Thursday, March 07, 2013

мысли о жизни по-настоящему мучительны ночью/ Lidia Ginsburg, 1930-31

*
Итоги года 29—30... Я служу, я в ссоре с людьми, вскормившими меня своими идеями; меня уже назвали печатно идеалистом, меня уже твердо и вежливо не печатают — словом, я обзавелась всеми признаками профессионального литератора.

*
Думаю, что совершенно точное и убедительное место в иерархии переживаний имеют только физическая боль или нравственные страдания, связанные с утратой одного из основных ежеминутных содержаний жизни (утратой любимого человека, любимого дела, трудоспособности, свободы и т. п.) Все прочее — горести самолюбия, разрывов с друзьями, житейских обид и поражений — мы не ощущаем непрерывно. Оттого тяжесть этих страданий по памяти — почти произвольна. Ракурсы и масштабы. Легкий поворот вещи превращает беду в неприятность.

*
Из всего запрещенного и пресеченного за последнее время мне жалко этот стиховой отдел. Жаль Заболоцкого. Если погибнет, «не вынесет» этот, вероятно, большой и единственный возле нас поэт, то вот это и будет счет; не знаю, насколько серьезный в мировом масштабе, но для русской литературы вполне чувствительный.

*
...Литература сейчас какой-то особый детский мир, как всякий детский мир, очень жестокий и произвольный, управляемый законами подражания, фантазии и условности. Как во всяком детском мире, в нем самое главное и серьезное — быть похожим на взрослых.
[...] Любопытна, например, судьба одной жизненной формы, перенесенной в детскую из настоящих областей. Я имею в виду форму коллективного труда. Решили сразу, что очень хорошо, если несколько писателей вместе пишут одну книгу. Многим здесь даже смутно мерещится некая гарантия большей идеологической выдержанности.

============================================================

Задание 1: Воспроизведите дословно фрагмент текста между словами «мысли о жизни» и «признаками профессионального литератора.», включая обе границы.
Текст и записи между собой никак не связаны.

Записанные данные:
============================================================

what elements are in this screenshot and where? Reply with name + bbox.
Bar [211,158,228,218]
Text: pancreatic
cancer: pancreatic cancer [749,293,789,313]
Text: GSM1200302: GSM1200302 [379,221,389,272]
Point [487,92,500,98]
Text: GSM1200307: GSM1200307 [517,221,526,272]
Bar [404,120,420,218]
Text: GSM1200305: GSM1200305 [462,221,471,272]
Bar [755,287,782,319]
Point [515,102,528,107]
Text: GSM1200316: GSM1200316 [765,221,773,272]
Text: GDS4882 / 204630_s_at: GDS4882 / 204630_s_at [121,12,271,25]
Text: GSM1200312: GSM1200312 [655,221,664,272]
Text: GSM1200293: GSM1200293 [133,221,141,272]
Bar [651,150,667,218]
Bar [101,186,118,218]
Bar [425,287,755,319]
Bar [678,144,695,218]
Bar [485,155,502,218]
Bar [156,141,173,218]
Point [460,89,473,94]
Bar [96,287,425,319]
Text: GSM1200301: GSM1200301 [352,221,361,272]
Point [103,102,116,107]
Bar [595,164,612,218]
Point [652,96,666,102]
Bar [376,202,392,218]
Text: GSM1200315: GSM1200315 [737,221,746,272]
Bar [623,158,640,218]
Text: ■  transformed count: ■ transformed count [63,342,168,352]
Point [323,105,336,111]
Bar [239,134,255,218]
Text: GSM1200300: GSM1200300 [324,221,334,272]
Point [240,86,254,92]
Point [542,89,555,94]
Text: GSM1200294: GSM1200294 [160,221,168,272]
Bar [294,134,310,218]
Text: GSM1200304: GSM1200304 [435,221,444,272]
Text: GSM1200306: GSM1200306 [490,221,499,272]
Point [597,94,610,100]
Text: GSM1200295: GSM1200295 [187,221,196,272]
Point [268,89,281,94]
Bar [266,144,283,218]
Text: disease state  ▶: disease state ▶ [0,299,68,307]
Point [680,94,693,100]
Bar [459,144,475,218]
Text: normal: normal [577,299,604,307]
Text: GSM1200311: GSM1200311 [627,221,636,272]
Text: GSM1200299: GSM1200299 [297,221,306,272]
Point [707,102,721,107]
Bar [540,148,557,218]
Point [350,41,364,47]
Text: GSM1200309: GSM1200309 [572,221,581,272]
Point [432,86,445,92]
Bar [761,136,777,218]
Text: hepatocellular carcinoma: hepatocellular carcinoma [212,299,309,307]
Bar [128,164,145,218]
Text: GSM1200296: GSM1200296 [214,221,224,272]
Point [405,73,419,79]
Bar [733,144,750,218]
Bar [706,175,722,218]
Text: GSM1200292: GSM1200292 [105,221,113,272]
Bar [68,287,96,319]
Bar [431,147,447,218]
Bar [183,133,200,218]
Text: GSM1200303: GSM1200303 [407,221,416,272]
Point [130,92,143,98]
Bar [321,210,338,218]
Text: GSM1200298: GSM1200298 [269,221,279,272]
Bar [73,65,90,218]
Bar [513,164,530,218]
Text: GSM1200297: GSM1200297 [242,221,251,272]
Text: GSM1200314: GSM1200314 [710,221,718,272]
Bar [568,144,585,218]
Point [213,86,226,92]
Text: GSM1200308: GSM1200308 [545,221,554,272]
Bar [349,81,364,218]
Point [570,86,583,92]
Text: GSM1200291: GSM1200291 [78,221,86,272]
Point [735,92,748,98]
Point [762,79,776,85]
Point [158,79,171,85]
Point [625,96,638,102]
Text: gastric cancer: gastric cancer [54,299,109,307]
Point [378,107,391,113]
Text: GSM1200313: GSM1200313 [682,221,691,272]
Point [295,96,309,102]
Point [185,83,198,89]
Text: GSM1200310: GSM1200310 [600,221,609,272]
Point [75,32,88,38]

============================================================

Задание 2: Выпишите без изменений строки записей начиная с самой первой и заканчивая строкой, содержащей «Text: GDS4882 /», включительно.

Полный ответ 1:
мысли о жизни по-настоящему мучительны ночью/ Lidia Ginsburg, 1930-31

*
Итоги года 29—30... Я служу, я в ссоре с людьми, вскормившими меня своими идеями; меня уже назвали печатно идеалистом, меня уже твердо и вежливо не печатают — словом, я обзавелась всеми признаками профессионального литератора.

Полный ответ 2:
what elements are in this screenshot and where? Reply with name + bbox.
Bar [211,158,228,218]
Text: pancreatic
cancer: pancreatic cancer [749,293,789,313]
Text: GSM1200302: GSM1200302 [379,221,389,272]
Point [487,92,500,98]
Text: GSM1200307: GSM1200307 [517,221,526,272]
Bar [404,120,420,218]
Text: GSM1200305: GSM1200305 [462,221,471,272]
Bar [755,287,782,319]
Point [515,102,528,107]
Text: GSM1200316: GSM1200316 [765,221,773,272]
Text: GDS4882 / 204630_s_at: GDS4882 / 204630_s_at [121,12,271,25]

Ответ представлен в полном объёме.